▶ [Given instruction]
Change every "bboxes" to "bounding boxes" in the records below and give them back with nothing else changed. Leave out the pictures.

** BEGIN Exercise material **

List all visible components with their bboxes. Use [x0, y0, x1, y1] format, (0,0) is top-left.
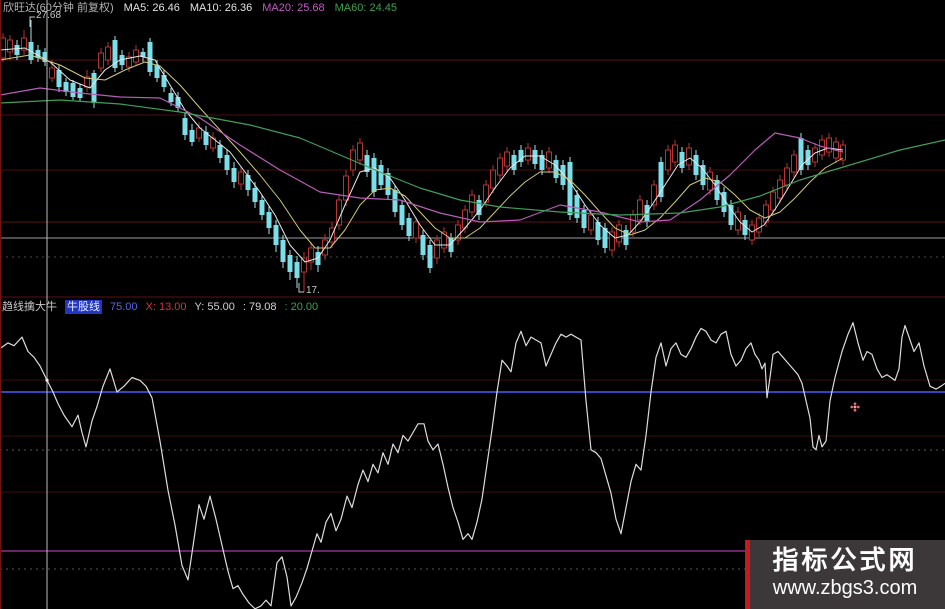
- indicator-param-low: : 20.00: [284, 301, 319, 313]
- candles-layer: [0, 20, 846, 292]
- annotation-marks: [29, 16, 304, 293]
- watermark-site-url: www.zbgs3.com: [772, 577, 918, 599]
- ma5-readout: MA5: 26.46: [123, 2, 180, 14]
- indicator-threshold-lines: [0, 391, 945, 552]
- indicator-param-value: 75.00: [110, 301, 138, 313]
- watermark: 指标公式网 www.zbgs3.com: [745, 540, 945, 609]
- indicator-series-chip[interactable]: 牛股线: [65, 300, 102, 314]
- low-price-label: 17.: [306, 285, 320, 296]
- indicator-header: 趋线擒大牛 牛股线 75.00 X: 13.00 Y: 55.00 : 79.0…: [2, 300, 318, 314]
- ma20-readout: MA20: 25.68: [262, 2, 325, 14]
- watermark-site-name: 指标公式网: [772, 545, 918, 575]
- ma10-readout: MA10: 26.36: [189, 2, 253, 14]
- main-chart-header: 欣旺达(60分钟 前复权) MA5: 26.46 MA10: 26.36 MA2…: [3, 1, 397, 15]
- crosshair-value-dot: [45, 378, 49, 382]
- watermark-red-stripe: [745, 540, 750, 609]
- buy-signal-marker: [850, 402, 860, 412]
- stock-chart-window: 欣旺达(60分钟 前复权) MA5: 26.46 MA10: 26.36 MA2…: [0, 0, 945, 609]
- high-price-label: 27.68: [36, 10, 62, 21]
- ma60-readout: MA60: 24.45: [334, 2, 398, 14]
- ma-line-MA10: [0, 54, 844, 249]
- indicator-param-x: X: 13.00: [145, 301, 187, 313]
- indicator-current-value: : 79.08: [242, 301, 277, 313]
- ma-line-MA5: [0, 47, 844, 263]
- indicator-title[interactable]: 趋线擒大牛: [2, 300, 57, 314]
- indicator-param-y: Y: 55.00: [194, 301, 235, 313]
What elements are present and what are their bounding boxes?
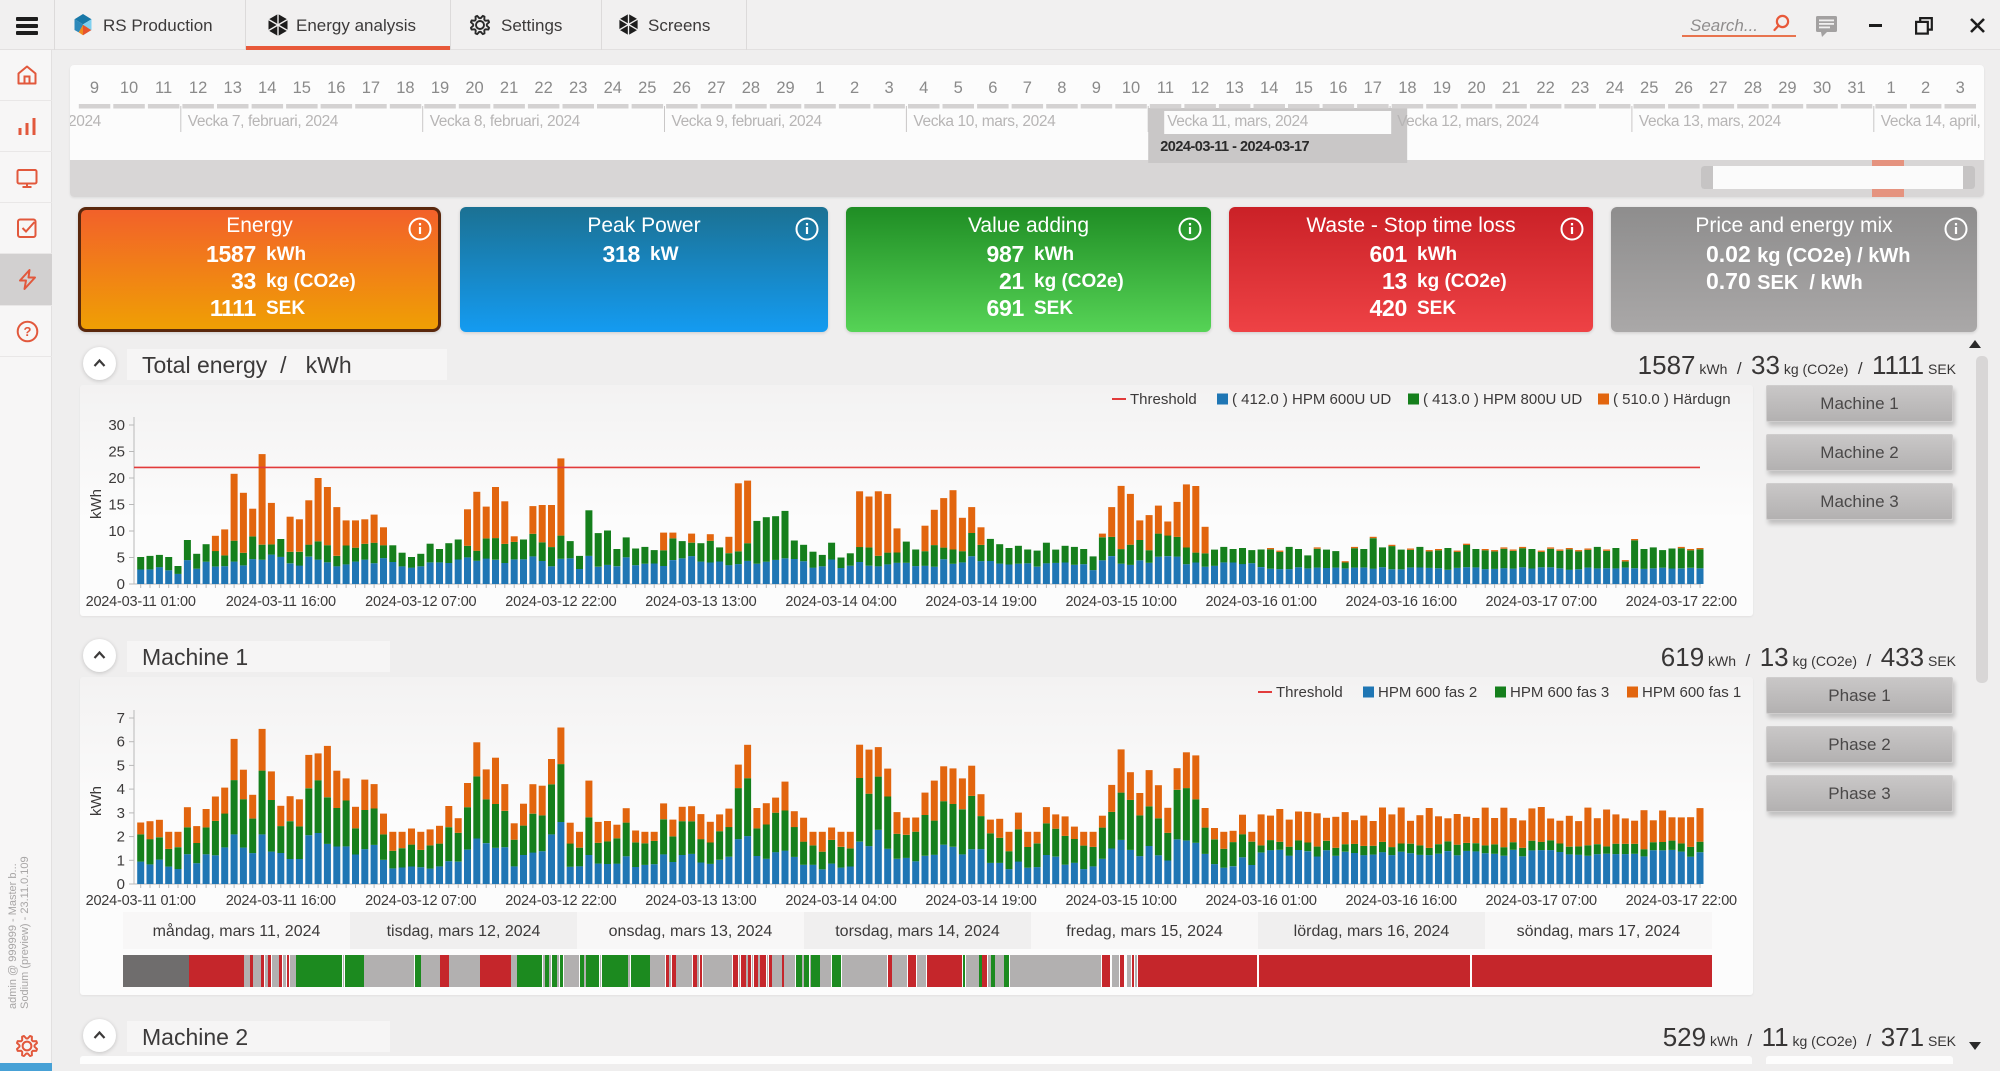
svg-text:söndag, mars 17, 2024: söndag, mars 17, 2024	[1517, 923, 1681, 940]
svg-text:2024-03-16 16:00: 2024-03-16 16:00	[1346, 893, 1457, 909]
svg-text:2024-03-13 13:00: 2024-03-13 13:00	[645, 893, 756, 909]
svg-text:2024-03-17 22:00: 2024-03-17 22:00	[1626, 893, 1737, 909]
svg-text:2024-03-14 19:00: 2024-03-14 19:00	[925, 893, 1036, 909]
svg-text:0: 0	[117, 876, 125, 893]
svg-text:Threshold: Threshold	[1276, 684, 1343, 701]
svg-text:6: 6	[117, 734, 125, 751]
svg-text:HPM 600 fas 3: HPM 600 fas 3	[1510, 684, 1609, 701]
svg-text:lördag, mars 16, 2024: lördag, mars 16, 2024	[1294, 923, 1450, 940]
svg-text:5: 5	[117, 757, 125, 774]
svg-text:7: 7	[117, 710, 125, 727]
svg-text:onsdag, mars 13, 2024: onsdag, mars 13, 2024	[609, 923, 773, 940]
svg-text:torsdag, mars 14, 2024: torsdag, mars 14, 2024	[835, 923, 1000, 940]
svg-text:2024-03-15 10:00: 2024-03-15 10:00	[1065, 893, 1176, 909]
svg-text:3: 3	[117, 805, 125, 822]
svg-text:1: 1	[117, 852, 125, 869]
svg-text:måndag, mars 11, 2024: måndag, mars 11, 2024	[153, 922, 321, 940]
svg-text:2024-03-16 01:00: 2024-03-16 01:00	[1205, 893, 1316, 909]
svg-text:tisdag, mars 12, 2024: tisdag, mars 12, 2024	[387, 923, 541, 940]
svg-text:2024-03-12 07:00: 2024-03-12 07:00	[365, 893, 476, 909]
svg-text:2024-03-14 04:00: 2024-03-14 04:00	[785, 893, 896, 909]
svg-text:2024-03-17 07:00: 2024-03-17 07:00	[1486, 893, 1597, 909]
svg-text:2024-03-11 16:00: 2024-03-11 16:00	[226, 893, 336, 909]
svg-text:HPM 600 fas 1: HPM 600 fas 1	[1642, 684, 1741, 701]
svg-text:kWh: kWh	[88, 786, 105, 816]
svg-text:HPM 600 fas 2: HPM 600 fas 2	[1378, 684, 1477, 701]
svg-text:fredag, mars 15, 2024: fredag, mars 15, 2024	[1066, 923, 1223, 940]
svg-text:2024-03-11 01:00: 2024-03-11 01:00	[86, 893, 196, 909]
svg-text:2: 2	[117, 829, 125, 846]
svg-text:4: 4	[117, 781, 125, 798]
svg-text:2024-03-12 22:00: 2024-03-12 22:00	[505, 893, 616, 909]
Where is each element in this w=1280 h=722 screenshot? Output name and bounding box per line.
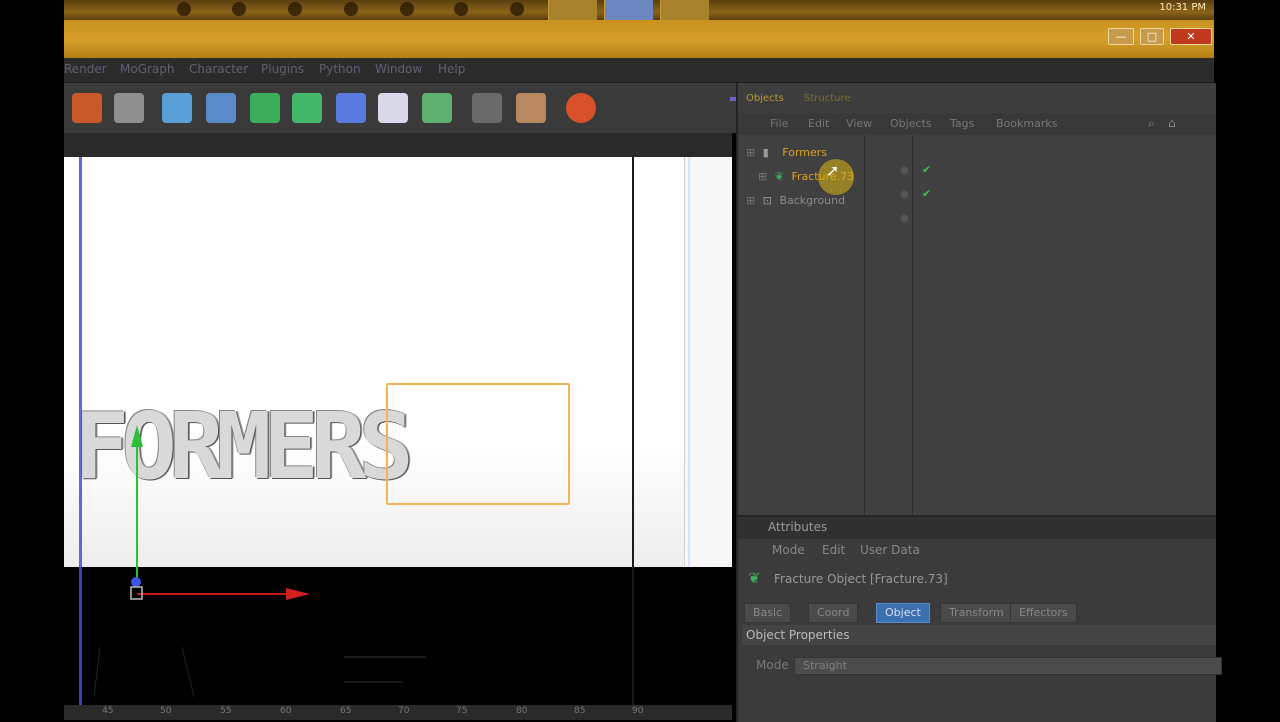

** END Exercise material **

▶ [Response below]
List all visible components with their bounding boxes. Use [x0, y0, x1, y1] format, (0,0) is top-left.
- indicator-param-low: : 20.00: [284, 301, 319, 313]
- candles-layer: [0, 20, 846, 292]
- annotation-marks: [29, 16, 304, 293]
- watermark-site-url: www.zbgs3.com: [772, 577, 918, 599]
- ma5-readout: MA5: 26.46: [123, 2, 180, 14]
- indicator-threshold-lines: [0, 391, 945, 552]
- indicator-param-value: 75.00: [110, 301, 138, 313]
- watermark: 指标公式网 www.zbgs3.com: [745, 540, 945, 609]
- indicator-series-chip[interactable]: 牛股线: [65, 300, 102, 314]
- low-price-label: 17.: [306, 285, 320, 296]
- indicator-header: 趋线擒大牛 牛股线 75.00 X: 13.00 Y: 55.00 : 79.0…: [2, 300, 318, 314]
- ma20-readout: MA20: 25.68: [262, 2, 325, 14]
- watermark-site-name: 指标公式网: [772, 545, 918, 575]
- ma10-readout: MA10: 26.36: [189, 2, 253, 14]
- main-chart-header: 欣旺达(60分钟 前复权) MA5: 26.46 MA10: 26.36 MA2…: [3, 1, 397, 15]
- crosshair-value-dot: [45, 378, 49, 382]
- watermark-red-stripe: [745, 540, 750, 609]
- buy-signal-marker: [850, 402, 860, 412]
- stock-chart-window: 欣旺达(60分钟 前复权) MA5: 26.46 MA10: 26.36 MA2…: [0, 0, 945, 609]
- high-price-label: 27.68: [36, 10, 62, 21]
- ma60-readout: MA60: 24.45: [334, 2, 398, 14]
- ma-line-MA10: [0, 54, 844, 249]
- indicator-param-x: X: 13.00: [145, 301, 187, 313]
- indicator-current-value: : 79.08: [242, 301, 277, 313]
- ma-line-MA5: [0, 47, 844, 263]
- indicator-title[interactable]: 趋线擒大牛: [2, 300, 57, 314]
- indicator-param-y: Y: 55.00: [194, 301, 235, 313]
What elements are present and what are their bounding boxes?
svg-text:söndag, mars 17, 2024: söndag, mars 17, 2024	[1517, 923, 1681, 940]
svg-text:2024-03-16 16:00: 2024-03-16 16:00	[1346, 893, 1457, 909]
svg-text:2024-03-13 13:00: 2024-03-13 13:00	[645, 893, 756, 909]
svg-text:2024-03-17 22:00: 2024-03-17 22:00	[1626, 893, 1737, 909]
svg-text:2024-03-14 19:00: 2024-03-14 19:00	[925, 893, 1036, 909]
svg-text:0: 0	[117, 876, 125, 893]
svg-text:Threshold: Threshold	[1276, 684, 1343, 701]
svg-text:6: 6	[117, 734, 125, 751]
svg-text:HPM 600 fas 3: HPM 600 fas 3	[1510, 684, 1609, 701]
svg-text:lördag, mars 16, 2024: lördag, mars 16, 2024	[1294, 923, 1450, 940]
svg-text:5: 5	[117, 757, 125, 774]
svg-text:7: 7	[117, 710, 125, 727]
svg-text:onsdag, mars 13, 2024: onsdag, mars 13, 2024	[609, 923, 773, 940]
svg-text:torsdag, mars 14, 2024: torsdag, mars 14, 2024	[835, 923, 1000, 940]
svg-text:2024-03-15 10:00: 2024-03-15 10:00	[1065, 893, 1176, 909]
svg-text:3: 3	[117, 805, 125, 822]
svg-text:1: 1	[117, 852, 125, 869]
svg-text:måndag, mars 11, 2024: måndag, mars 11, 2024	[153, 922, 321, 940]
svg-text:2024-03-16 01:00: 2024-03-16 01:00	[1205, 893, 1316, 909]
svg-text:tisdag, mars 12, 2024: tisdag, mars 12, 2024	[387, 923, 541, 940]
svg-text:2024-03-12 07:00: 2024-03-12 07:00	[365, 893, 476, 909]
svg-text:2024-03-14 04:00: 2024-03-14 04:00	[785, 893, 896, 909]
svg-text:2024-03-17 07:00: 2024-03-17 07:00	[1486, 893, 1597, 909]
svg-text:2024-03-11 16:00: 2024-03-11 16:00	[226, 893, 336, 909]
svg-text:HPM 600 fas 1: HPM 600 fas 1	[1642, 684, 1741, 701]
svg-text:kWh: kWh	[88, 786, 105, 816]
svg-text:HPM 600 fas 2: HPM 600 fas 2	[1378, 684, 1477, 701]
svg-text:fredag, mars 15, 2024: fredag, mars 15, 2024	[1066, 923, 1223, 940]
svg-text:2024-03-11 01:00: 2024-03-11 01:00	[86, 893, 196, 909]
svg-text:2: 2	[117, 829, 125, 846]
svg-text:4: 4	[117, 781, 125, 798]
svg-text:2024-03-12 22:00: 2024-03-12 22:00	[505, 893, 616, 909]
Where is each element in this w=1280 h=722 screenshot? Output name and bounding box per line.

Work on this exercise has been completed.